WRITTEN EXERCISE | Lines holding the string "heures" are the ones to copy from this listing.

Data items
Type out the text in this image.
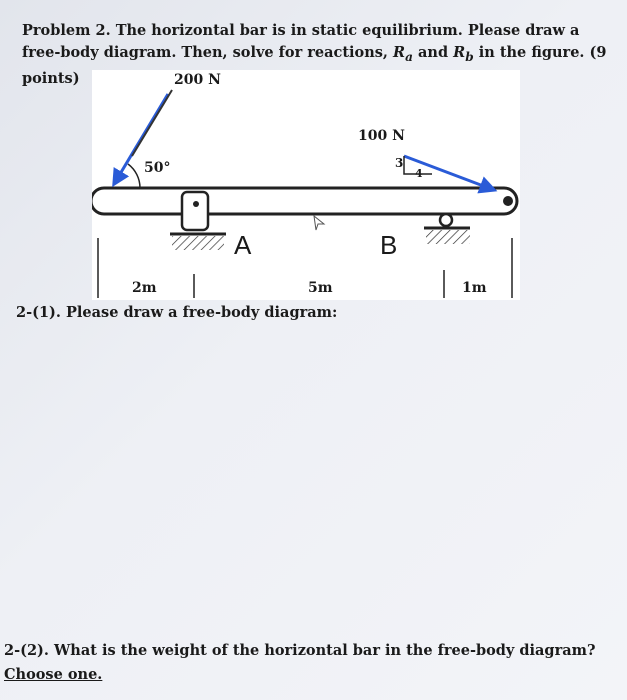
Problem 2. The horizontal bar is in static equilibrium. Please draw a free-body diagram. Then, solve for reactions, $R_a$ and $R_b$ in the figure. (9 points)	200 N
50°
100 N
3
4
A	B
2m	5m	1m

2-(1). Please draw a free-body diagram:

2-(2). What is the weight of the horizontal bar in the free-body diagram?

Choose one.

...

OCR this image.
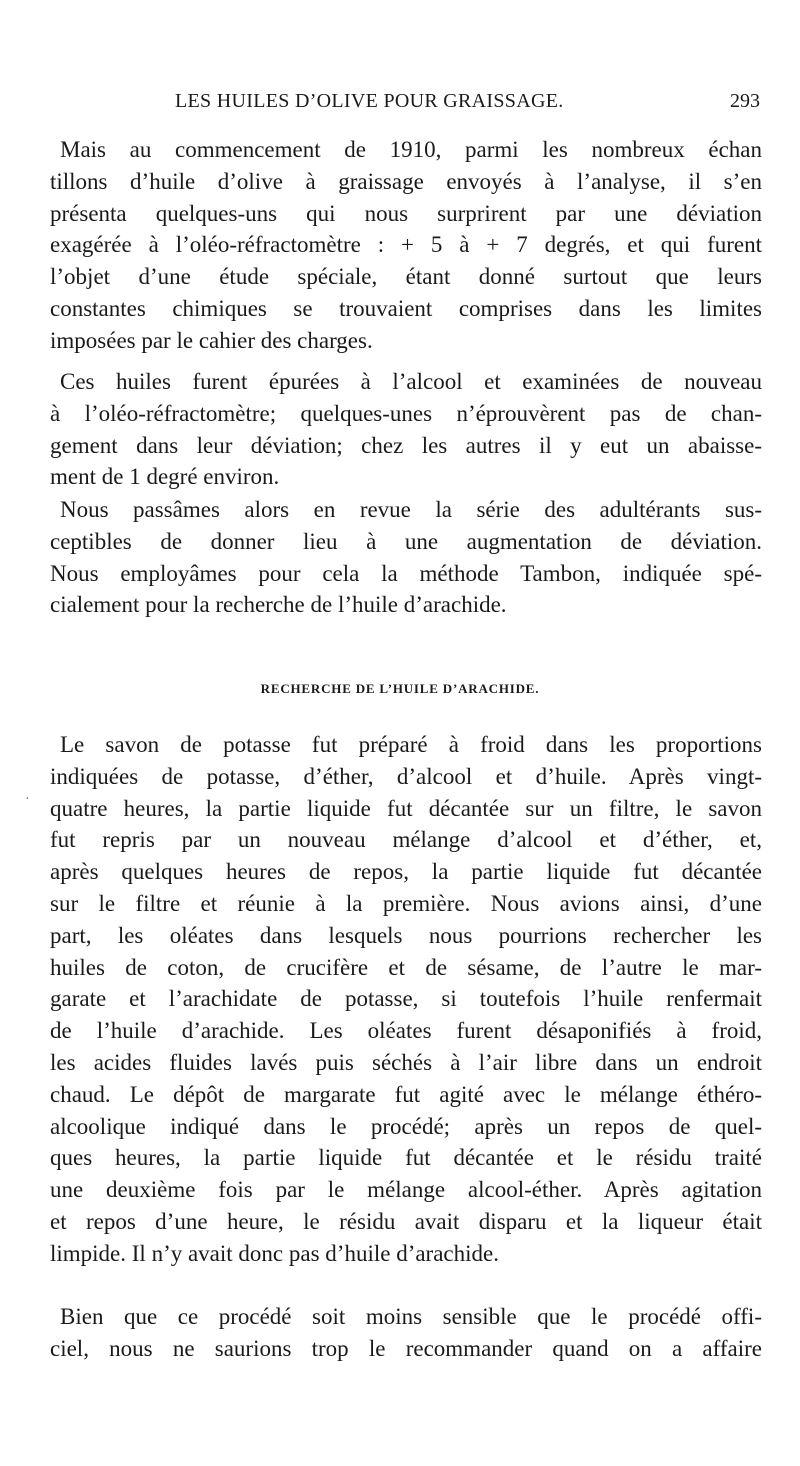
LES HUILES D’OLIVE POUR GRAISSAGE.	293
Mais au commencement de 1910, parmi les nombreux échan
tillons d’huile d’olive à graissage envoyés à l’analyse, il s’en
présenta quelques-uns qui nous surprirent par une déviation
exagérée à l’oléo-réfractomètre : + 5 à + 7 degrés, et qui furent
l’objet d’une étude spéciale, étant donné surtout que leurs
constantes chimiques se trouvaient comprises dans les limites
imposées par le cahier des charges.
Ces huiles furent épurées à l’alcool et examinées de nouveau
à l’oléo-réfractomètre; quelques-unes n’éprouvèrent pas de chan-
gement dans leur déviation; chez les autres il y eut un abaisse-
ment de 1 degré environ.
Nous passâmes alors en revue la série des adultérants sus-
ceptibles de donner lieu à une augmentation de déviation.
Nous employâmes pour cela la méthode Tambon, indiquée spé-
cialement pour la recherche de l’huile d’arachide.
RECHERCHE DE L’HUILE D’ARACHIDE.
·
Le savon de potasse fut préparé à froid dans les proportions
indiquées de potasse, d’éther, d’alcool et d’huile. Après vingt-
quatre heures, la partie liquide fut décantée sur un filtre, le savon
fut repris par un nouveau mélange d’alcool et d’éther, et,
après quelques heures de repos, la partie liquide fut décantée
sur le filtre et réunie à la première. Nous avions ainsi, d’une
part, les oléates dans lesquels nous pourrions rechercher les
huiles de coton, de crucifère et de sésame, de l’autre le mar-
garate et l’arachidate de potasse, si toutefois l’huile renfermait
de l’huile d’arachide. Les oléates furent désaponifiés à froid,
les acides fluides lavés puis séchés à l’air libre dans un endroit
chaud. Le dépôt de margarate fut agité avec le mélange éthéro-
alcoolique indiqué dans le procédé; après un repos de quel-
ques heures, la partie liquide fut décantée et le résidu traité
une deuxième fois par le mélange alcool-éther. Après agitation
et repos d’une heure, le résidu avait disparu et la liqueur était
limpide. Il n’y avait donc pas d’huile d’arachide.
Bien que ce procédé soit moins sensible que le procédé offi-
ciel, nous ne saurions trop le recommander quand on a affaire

REPLY TO THE TASK |
quatre heures, la partie liquide fut décantée sur un filtre, le savon
après quelques heures de repos, la partie liquide fut décantée
ques heures, la partie liquide fut décantée et le résidu traité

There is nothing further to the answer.